___ Task data

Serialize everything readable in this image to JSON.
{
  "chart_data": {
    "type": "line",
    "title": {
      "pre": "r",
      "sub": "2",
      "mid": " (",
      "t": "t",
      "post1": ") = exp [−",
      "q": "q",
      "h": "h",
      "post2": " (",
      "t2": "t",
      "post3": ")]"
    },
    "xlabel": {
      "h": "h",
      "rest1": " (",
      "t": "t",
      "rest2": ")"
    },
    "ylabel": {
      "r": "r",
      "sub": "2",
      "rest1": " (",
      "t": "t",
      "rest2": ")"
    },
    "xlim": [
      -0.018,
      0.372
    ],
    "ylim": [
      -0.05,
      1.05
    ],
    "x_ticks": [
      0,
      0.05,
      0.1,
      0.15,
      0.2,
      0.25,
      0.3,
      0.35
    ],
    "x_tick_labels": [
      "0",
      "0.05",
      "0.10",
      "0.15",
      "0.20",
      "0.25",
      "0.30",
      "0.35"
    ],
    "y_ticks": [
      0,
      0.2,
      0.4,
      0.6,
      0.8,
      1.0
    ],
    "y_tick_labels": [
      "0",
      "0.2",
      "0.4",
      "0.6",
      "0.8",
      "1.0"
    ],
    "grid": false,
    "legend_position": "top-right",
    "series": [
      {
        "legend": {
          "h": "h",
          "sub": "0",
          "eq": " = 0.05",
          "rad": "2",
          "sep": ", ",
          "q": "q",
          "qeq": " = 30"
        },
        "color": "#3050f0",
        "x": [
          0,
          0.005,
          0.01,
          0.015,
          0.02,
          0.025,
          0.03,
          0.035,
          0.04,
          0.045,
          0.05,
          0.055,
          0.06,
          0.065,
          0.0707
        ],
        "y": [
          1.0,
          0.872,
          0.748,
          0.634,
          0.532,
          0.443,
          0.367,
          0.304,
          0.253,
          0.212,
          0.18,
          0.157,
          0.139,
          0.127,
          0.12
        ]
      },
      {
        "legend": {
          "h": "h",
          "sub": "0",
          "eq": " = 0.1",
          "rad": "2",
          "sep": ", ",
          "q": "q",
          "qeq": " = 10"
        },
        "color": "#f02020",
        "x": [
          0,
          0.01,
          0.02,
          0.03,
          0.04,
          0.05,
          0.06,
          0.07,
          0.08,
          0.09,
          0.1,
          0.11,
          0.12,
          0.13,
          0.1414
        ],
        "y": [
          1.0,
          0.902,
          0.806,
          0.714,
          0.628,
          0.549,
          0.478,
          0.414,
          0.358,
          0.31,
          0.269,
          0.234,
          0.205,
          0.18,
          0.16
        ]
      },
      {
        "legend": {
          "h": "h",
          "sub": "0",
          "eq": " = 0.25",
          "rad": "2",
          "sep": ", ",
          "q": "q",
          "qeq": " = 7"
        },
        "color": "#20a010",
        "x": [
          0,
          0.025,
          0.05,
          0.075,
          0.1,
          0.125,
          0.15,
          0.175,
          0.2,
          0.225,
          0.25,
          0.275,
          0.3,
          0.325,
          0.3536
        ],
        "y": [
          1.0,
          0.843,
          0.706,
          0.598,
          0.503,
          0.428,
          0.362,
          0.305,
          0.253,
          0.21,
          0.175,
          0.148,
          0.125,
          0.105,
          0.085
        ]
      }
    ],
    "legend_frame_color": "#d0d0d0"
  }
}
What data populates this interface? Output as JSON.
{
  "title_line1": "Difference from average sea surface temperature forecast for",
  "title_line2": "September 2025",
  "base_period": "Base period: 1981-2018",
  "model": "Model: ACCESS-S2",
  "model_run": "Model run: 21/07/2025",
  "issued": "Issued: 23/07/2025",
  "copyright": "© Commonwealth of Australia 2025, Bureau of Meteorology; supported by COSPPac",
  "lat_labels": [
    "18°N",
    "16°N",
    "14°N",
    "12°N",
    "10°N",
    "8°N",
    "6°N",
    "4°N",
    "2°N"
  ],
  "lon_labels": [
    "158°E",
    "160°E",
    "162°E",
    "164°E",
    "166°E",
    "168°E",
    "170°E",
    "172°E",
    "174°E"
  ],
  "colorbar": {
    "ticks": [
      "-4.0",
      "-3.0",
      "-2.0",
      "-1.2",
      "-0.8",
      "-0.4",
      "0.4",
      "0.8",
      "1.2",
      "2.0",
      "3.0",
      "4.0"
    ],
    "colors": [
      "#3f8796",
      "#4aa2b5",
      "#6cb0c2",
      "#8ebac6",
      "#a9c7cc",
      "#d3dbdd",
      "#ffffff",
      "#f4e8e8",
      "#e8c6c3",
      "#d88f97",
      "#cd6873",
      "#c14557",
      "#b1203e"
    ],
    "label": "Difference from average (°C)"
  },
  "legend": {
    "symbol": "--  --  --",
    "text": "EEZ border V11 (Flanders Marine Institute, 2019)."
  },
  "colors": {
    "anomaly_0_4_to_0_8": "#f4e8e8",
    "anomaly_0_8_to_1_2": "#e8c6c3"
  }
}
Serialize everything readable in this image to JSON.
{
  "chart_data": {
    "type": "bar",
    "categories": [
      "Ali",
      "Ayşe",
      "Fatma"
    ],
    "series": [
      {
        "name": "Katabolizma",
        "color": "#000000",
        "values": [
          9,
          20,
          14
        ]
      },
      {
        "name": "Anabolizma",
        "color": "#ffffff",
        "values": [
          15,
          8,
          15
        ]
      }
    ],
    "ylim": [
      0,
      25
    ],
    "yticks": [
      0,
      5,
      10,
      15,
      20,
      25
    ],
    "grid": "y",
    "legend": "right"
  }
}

______

=== Brief ===
Return every entry verbatim.

=== Task answer ===
Serialize everything readable in this image to JSON.
{
  "chart_data": {
    "type": "line",
    "title": {
      "pre": "r",
      "sub": "2",
      "mid": " (",
      "t": "t",
      "post1": ") = exp [−",
      "q": "q",
      "h": "h",
      "post2": " (",
      "t2": "t",
      "post3": ")]"
    },
    "xlabel": {
      "h": "h",
      "rest1": " (",
      "t": "t",
      "rest2": ")"
    },
    "ylabel": {
      "r": "r",
      "sub": "2",
      "rest1": " (",
      "t": "t",
      "rest2": ")"
    },
    "xlim": [
      -0.018,
      0.372
    ],
    "ylim": [
      -0.05,
      1.05
    ],
    "x_ticks": [
      0,
      0.05,
      0.1,
      0.15,
      0.2,
      0.25,
      0.3,
      0.35
    ],
    "x_tick_labels": [
      "0",
      "0.05",
      "0.10",
      "0.15",
      "0.20",
      "0.25",
      "0.30",
      "0.35"
    ],
    "y_ticks": [
      0,
      0.2,
      0.4,
      0.6,
      0.8,
      1.0
    ],
    "y_tick_labels": [
      "0",
      "0.2",
      "0.4",
      "0.6",
      "0.8",
      "1.0"
    ],
    "grid": false,
    "legend_position": "top-right",
    "series": [
      {
        "legend": {
          "h": "h",
          "sub": "0",
          "eq": " = 0.05",
          "rad": "2",
          "sep": ", ",
          "q": "q",
          "qeq": " = 30"
        },
        "color": "#3050f0",
        "x": [
          0,
          0.005,
          0.01,
          0.015,
          0.02,
          0.025,
          0.03,
          0.035,
          0.04,
          0.045,
          0.05,
          0.055,
          0.06,
          0.065,
          0.0707
        ],
        "y": [
          1.0,
          0.872,
          0.748,
          0.634,
          0.532,
          0.443,
          0.367,
          0.304,
          0.253,
          0.212,
          0.18,
          0.157,
          0.139,
          0.127,
          0.12
        ]
      },
      {
        "legend": {
          "h": "h",
          "sub": "0",
          "eq": " = 0.1",
          "rad": "2",
          "sep": ", ",
          "q": "q",
          "qeq": " = 10"
        },
        "color": "#f02020",
        "x": [
          0,
          0.01,
          0.02,
          0.03,
          0.04,
          0.05,
          0.06,
          0.07,
          0.08,
          0.09,
          0.1,
          0.11,
          0.12,
          0.13,
          0.1414
        ],
        "y": [
          1.0,
          0.902,
          0.806,
          0.714,
          0.628,
          0.549,
          0.478,
          0.414,
          0.358,
          0.31,
          0.269,
          0.234,
          0.205,
          0.18,
          0.16
        ]
      },
      {
        "legend": {
          "h": "h",
          "sub": "0",
          "eq": " = 0.25",
          "rad": "2",
          "sep": ", ",
          "q": "q",
          "qeq": " = 7"
        },
        "color": "#20a010",
        "x": [
          0,
          0.025,
          0.05,
          0.075,
          0.1,
          0.125,
          0.15,
          0.175,
          0.2,
          0.225,
          0.25,
          0.275,
          0.3,
          0.325,
          0.3536
        ],
        "y": [
          1.0,
          0.843,
          0.706,
          0.598,
          0.503,
          0.428,
          0.362,
          0.305,
          0.253,
          0.21,
          0.175,
          0.148,
          0.125,
          0.105,
          0.085
        ]
      }
    ],
    "legend_frame_color": "#d0d0d0"
  }
}
What data populates this interface? Output as JSON.
{
  "title_line1": "Difference from average sea surface temperature forecast for",
  "title_line2": "September 2025",
  "base_period": "Base period: 1981-2018",
  "model": "Model: ACCESS-S2",
  "model_run": "Model run: 21/07/2025",
  "issued": "Issued: 23/07/2025",
  "copyright": "© Commonwealth of Australia 2025, Bureau of Meteorology; supported by COSPPac",
  "lat_labels": [
    "18°N",
    "16°N",
    "14°N",
    "12°N",
    "10°N",
    "8°N",
    "6°N",
    "4°N",
    "2°N"
  ],
  "lon_labels": [
    "158°E",
    "160°E",
    "162°E",
    "164°E",
    "166°E",
    "168°E",
    "170°E",
    "172°E",
    "174°E"
  ],
  "colorbar": {
    "ticks": [
      "-4.0",
      "-3.0",
      "-2.0",
      "-1.2",
      "-0.8",
      "-0.4",
      "0.4",
      "0.8",
      "1.2",
      "2.0",
      "3.0",
      "4.0"
    ],
    "colors": [
      "#3f8796",
      "#4aa2b5",
      "#6cb0c2",
      "#8ebac6",
      "#a9c7cc",
      "#d3dbdd",
      "#ffffff",
      "#f4e8e8",
      "#e8c6c3",
      "#d88f97",
      "#cd6873",
      "#c14557",
      "#b1203e"
    ],
    "label": "Difference from average (°C)"
  },
  "legend": {
    "symbol": "--  --  --",
    "text": "EEZ border V11 (Flanders Marine Institute, 2019)."
  },
  "colors": {
    "anomaly_0_4_to_0_8": "#f4e8e8",
    "anomaly_0_8_to_1_2": "#e8c6c3"
  }
}
Serialize everything readable in this image to JSON.
{
  "chart_data": {
    "type": "bar",
    "categories": [
      "Ali",
      "Ayşe",
      "Fatma"
    ],
    "series": [
      {
        "name": "Katabolizma",
        "color": "#000000",
        "values": [
          9,
          20,
          14
        ]
      },
      {
        "name": "Anabolizma",
        "color": "#ffffff",
        "values": [
          15,
          8,
          15
        ]
      }
    ],
    "ylim": [
      0,
      25
    ],
    "yticks": [
      0,
      5,
      10,
      15,
      20,
      25
    ],
    "grid": "y",
    "legend": "right"
  }
}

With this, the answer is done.